Dataset entries:
++++++

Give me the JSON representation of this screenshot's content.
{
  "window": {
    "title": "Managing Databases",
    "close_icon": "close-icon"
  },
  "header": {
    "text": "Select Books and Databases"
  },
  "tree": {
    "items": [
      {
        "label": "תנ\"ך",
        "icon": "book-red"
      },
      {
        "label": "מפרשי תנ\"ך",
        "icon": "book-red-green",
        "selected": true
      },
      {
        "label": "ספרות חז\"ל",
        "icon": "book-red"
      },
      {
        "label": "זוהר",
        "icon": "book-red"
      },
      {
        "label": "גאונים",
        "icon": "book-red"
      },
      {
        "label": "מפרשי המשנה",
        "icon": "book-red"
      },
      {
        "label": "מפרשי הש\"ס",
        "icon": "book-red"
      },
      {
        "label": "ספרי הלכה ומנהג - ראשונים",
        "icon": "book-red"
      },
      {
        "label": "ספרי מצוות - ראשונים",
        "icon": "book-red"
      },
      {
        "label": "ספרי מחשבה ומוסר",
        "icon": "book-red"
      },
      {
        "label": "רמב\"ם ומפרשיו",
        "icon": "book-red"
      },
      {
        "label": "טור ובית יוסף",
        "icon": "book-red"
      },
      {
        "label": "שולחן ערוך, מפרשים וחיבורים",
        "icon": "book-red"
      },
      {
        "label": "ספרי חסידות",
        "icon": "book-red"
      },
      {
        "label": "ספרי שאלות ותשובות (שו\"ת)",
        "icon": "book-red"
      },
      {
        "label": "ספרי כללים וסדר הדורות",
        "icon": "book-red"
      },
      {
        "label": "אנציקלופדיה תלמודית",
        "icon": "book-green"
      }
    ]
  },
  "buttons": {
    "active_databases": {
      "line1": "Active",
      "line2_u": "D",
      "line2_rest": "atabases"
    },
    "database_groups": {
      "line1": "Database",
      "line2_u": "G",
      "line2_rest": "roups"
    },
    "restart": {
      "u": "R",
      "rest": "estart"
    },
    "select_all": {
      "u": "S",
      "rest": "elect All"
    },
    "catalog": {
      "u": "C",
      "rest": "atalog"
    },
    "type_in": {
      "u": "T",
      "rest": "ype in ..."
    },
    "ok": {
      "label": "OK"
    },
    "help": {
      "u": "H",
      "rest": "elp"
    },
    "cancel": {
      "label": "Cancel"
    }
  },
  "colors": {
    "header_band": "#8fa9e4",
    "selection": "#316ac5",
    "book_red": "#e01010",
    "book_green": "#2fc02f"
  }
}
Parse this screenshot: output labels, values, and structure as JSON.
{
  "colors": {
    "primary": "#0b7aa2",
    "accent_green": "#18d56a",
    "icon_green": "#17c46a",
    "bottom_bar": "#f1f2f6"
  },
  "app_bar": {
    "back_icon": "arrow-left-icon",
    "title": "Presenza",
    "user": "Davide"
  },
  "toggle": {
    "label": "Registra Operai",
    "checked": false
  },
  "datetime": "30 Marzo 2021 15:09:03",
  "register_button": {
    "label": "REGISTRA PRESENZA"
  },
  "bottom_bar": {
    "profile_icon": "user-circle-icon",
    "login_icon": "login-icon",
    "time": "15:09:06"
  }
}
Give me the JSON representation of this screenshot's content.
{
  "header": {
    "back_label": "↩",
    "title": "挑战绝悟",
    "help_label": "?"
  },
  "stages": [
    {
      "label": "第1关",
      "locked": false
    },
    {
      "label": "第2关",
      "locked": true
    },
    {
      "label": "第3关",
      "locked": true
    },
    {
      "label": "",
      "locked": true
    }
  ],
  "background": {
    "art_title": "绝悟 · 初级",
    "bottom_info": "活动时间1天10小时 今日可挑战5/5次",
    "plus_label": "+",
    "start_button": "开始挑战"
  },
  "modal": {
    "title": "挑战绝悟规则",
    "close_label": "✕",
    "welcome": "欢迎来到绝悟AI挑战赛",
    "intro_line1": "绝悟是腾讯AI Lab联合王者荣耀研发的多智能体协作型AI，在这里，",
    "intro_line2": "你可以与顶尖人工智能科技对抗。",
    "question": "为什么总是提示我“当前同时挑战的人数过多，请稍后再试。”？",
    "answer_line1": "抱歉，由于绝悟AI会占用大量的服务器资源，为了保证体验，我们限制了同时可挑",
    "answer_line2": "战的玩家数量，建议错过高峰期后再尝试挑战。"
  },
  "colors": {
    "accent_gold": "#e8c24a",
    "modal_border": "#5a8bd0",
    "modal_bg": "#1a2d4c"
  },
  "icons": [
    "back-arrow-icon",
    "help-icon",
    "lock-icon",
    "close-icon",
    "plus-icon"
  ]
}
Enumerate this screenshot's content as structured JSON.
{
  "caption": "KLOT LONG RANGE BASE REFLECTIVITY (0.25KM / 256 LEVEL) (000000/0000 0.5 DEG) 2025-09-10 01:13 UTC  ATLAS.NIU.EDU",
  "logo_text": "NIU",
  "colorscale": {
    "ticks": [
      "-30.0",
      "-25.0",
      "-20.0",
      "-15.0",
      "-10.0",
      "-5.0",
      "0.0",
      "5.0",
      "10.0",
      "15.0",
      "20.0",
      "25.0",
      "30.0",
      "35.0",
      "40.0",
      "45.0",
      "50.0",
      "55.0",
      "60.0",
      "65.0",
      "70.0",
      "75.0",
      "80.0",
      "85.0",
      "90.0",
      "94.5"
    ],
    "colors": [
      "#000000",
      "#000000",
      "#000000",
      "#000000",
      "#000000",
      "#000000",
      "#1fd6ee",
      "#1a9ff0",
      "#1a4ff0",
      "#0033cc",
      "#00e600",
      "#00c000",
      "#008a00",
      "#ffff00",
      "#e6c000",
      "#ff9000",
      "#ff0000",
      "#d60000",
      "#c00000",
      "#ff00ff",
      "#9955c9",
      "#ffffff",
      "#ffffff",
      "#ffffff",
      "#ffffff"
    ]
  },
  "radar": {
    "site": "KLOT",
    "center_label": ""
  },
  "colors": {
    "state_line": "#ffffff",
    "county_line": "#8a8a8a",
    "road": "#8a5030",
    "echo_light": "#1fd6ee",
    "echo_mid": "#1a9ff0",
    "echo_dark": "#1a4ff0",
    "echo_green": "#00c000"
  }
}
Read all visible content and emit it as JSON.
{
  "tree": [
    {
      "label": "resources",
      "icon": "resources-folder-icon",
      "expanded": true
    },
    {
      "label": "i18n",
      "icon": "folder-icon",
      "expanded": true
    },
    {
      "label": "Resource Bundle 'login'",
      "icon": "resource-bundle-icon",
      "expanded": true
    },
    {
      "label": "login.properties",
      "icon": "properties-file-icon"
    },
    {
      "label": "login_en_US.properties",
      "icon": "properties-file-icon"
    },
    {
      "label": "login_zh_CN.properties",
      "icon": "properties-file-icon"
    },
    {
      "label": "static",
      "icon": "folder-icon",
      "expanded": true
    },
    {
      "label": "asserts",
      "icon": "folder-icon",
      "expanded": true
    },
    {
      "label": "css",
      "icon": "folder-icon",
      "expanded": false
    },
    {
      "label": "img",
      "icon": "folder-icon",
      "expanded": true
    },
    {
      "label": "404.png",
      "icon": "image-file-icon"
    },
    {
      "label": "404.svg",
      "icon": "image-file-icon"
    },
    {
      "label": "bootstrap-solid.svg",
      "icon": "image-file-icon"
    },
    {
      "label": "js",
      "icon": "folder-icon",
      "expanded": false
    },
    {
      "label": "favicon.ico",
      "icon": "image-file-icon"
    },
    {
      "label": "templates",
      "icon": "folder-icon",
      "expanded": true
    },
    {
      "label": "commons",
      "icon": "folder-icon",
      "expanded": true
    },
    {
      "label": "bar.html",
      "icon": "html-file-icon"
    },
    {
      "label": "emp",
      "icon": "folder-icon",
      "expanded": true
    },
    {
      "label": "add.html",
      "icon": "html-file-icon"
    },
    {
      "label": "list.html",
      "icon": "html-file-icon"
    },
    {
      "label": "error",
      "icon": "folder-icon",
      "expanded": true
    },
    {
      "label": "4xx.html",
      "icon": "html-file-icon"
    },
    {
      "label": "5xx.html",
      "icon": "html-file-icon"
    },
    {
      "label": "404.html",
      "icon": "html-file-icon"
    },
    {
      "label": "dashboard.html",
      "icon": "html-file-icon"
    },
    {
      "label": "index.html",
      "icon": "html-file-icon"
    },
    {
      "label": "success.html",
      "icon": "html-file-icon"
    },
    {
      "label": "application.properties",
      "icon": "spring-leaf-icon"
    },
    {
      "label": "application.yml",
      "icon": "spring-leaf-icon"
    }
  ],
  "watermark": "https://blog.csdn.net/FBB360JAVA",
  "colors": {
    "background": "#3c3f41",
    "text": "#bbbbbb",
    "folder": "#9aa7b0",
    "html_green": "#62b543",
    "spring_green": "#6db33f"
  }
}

++++++

Look for lines containing the string "resources" and copy them all.

      "label": "resources",
      "icon": "resources-folder-icon",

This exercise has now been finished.